§ Short problem:
Scan the material and copy every line in which "Locked" appears.

§ Data records:
▬▬▬▬▬▬▬▬▬▬

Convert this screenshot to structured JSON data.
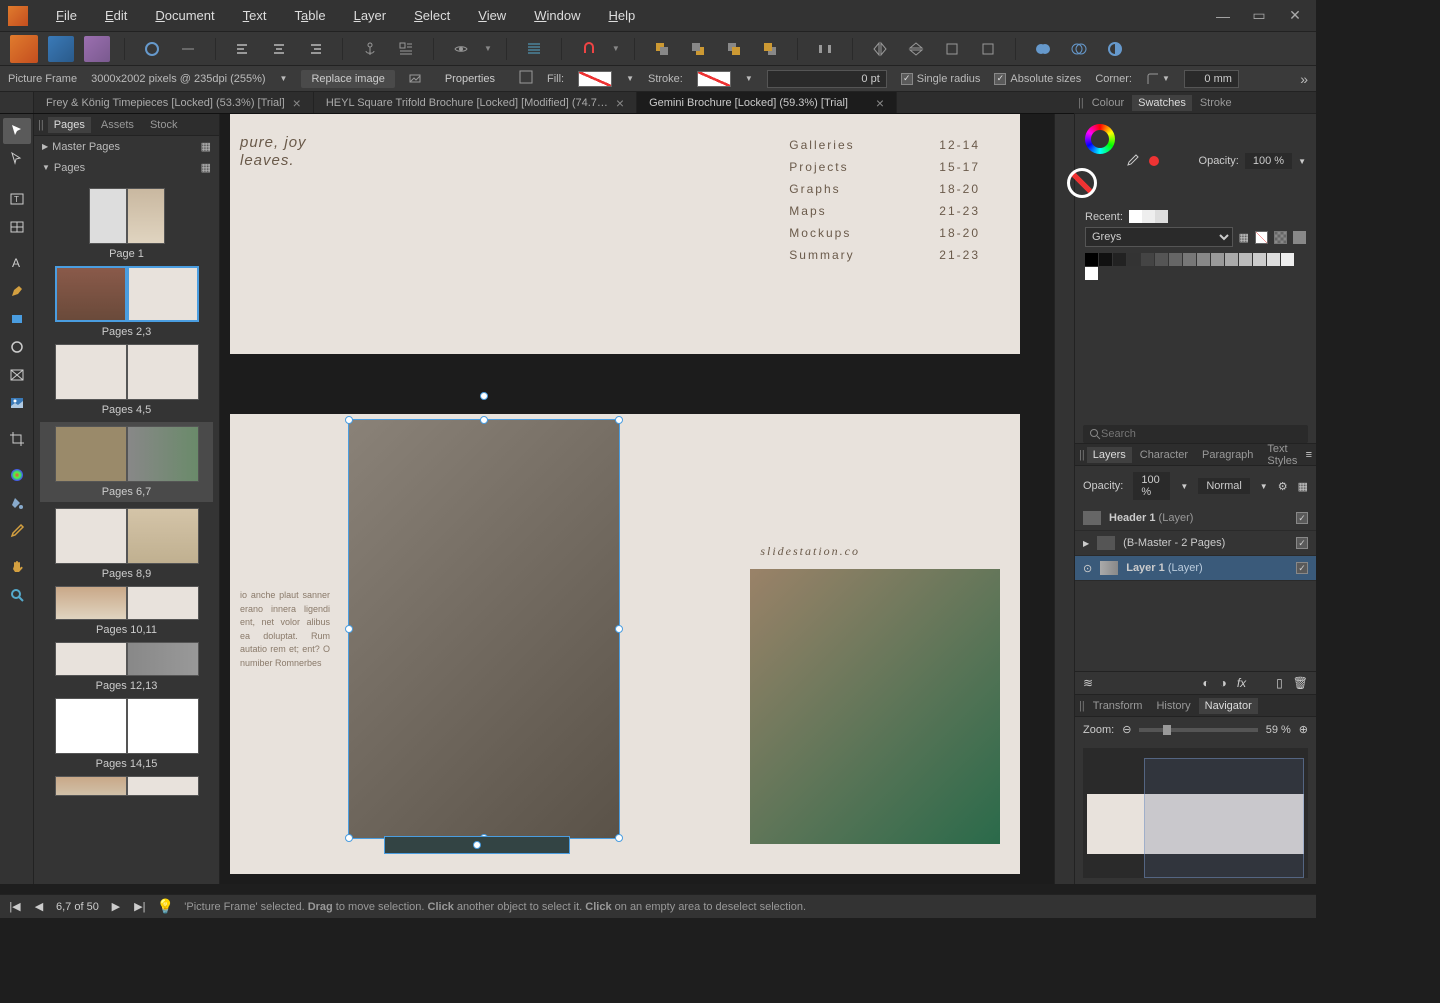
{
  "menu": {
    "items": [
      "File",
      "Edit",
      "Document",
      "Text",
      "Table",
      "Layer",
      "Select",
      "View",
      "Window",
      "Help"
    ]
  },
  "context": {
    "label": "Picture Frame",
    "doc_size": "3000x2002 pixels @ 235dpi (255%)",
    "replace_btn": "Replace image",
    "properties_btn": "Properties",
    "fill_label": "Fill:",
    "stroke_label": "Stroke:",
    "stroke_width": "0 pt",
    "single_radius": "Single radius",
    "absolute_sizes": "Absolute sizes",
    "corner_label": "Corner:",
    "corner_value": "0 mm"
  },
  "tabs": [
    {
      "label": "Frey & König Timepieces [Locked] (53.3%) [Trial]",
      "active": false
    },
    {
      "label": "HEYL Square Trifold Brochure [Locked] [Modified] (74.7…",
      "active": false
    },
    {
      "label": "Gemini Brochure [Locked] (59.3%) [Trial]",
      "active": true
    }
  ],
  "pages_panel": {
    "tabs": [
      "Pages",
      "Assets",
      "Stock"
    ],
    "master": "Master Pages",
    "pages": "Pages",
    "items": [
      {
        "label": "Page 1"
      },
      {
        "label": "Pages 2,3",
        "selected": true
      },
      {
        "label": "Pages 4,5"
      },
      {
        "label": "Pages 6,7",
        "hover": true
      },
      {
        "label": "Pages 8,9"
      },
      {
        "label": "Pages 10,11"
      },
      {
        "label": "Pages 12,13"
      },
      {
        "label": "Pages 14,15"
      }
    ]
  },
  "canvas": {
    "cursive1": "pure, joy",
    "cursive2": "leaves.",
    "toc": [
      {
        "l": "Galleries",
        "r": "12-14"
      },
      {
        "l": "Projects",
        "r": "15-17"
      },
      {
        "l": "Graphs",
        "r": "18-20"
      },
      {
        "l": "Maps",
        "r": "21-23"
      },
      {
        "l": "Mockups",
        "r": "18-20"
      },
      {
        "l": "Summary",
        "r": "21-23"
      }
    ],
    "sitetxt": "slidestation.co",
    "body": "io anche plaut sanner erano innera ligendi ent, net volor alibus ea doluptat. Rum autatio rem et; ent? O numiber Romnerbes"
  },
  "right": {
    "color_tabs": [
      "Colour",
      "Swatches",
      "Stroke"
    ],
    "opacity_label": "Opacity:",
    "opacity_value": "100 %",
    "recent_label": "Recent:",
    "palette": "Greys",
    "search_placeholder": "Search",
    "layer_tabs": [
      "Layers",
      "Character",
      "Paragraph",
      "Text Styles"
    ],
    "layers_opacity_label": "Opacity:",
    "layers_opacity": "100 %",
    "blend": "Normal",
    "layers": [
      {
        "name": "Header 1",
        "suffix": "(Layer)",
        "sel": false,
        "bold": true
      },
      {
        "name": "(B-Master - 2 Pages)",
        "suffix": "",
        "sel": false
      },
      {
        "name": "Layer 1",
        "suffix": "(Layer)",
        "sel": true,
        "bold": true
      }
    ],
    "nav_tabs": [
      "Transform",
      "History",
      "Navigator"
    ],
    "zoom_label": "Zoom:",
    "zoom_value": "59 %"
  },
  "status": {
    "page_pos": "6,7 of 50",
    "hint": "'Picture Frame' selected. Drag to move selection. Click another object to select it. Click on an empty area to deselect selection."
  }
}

▬▬▬▬▬▬▬▬▬▬

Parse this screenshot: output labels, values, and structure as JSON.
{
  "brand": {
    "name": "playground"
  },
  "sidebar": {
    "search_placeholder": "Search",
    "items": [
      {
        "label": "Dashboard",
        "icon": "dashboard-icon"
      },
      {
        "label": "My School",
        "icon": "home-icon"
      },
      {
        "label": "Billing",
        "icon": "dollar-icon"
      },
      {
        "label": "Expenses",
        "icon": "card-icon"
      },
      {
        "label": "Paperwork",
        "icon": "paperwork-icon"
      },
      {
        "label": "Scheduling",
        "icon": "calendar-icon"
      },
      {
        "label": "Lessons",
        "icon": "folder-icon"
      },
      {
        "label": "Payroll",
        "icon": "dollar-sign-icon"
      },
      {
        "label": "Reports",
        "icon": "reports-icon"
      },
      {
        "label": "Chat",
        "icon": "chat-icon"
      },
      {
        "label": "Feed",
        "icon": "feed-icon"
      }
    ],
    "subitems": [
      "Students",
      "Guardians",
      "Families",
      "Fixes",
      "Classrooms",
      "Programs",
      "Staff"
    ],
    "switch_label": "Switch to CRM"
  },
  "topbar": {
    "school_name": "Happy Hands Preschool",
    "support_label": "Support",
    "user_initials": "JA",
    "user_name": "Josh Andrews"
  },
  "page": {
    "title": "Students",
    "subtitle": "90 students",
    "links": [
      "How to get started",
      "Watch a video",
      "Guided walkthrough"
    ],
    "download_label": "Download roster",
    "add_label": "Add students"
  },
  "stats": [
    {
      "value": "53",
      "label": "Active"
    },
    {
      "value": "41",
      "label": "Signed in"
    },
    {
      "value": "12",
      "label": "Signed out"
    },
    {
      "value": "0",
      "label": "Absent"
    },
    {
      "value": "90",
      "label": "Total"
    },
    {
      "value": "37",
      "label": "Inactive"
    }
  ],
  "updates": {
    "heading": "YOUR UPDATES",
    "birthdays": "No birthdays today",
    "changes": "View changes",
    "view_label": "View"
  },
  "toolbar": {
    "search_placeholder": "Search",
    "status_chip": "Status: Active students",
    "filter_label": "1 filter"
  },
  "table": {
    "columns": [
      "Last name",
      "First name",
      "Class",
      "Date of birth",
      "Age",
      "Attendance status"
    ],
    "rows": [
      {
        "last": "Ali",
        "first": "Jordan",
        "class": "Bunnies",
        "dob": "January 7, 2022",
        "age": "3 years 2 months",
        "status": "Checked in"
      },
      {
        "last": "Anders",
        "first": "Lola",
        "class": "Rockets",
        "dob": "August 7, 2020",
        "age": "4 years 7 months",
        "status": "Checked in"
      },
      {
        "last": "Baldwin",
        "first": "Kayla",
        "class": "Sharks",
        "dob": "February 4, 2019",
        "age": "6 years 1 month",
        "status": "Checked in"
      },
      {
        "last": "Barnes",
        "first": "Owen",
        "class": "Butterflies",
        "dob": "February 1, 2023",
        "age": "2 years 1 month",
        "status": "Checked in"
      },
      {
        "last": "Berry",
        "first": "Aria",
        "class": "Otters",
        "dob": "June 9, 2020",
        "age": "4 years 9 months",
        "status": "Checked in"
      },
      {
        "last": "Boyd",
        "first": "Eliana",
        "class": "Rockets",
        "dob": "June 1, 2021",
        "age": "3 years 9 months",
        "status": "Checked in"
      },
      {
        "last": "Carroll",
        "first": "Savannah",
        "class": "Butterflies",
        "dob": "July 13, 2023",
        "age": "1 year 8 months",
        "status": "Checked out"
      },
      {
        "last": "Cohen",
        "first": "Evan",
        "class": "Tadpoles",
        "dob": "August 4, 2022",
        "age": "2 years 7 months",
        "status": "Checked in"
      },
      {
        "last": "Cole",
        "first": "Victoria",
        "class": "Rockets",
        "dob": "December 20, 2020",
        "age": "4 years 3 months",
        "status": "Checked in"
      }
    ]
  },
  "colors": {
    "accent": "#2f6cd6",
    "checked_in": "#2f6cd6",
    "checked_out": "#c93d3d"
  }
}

▬▬▬▬▬▬▬▬▬▬

§ Response:
      "label": "Frey & König Timepieces [Locked] (53.3%) [Trial]",
      "label": "HEYL Square Trifold Brochure [Locked] [Modified] (74.7…",
      "label": "Gemini Brochure [Locked] (59.3%) [Trial]",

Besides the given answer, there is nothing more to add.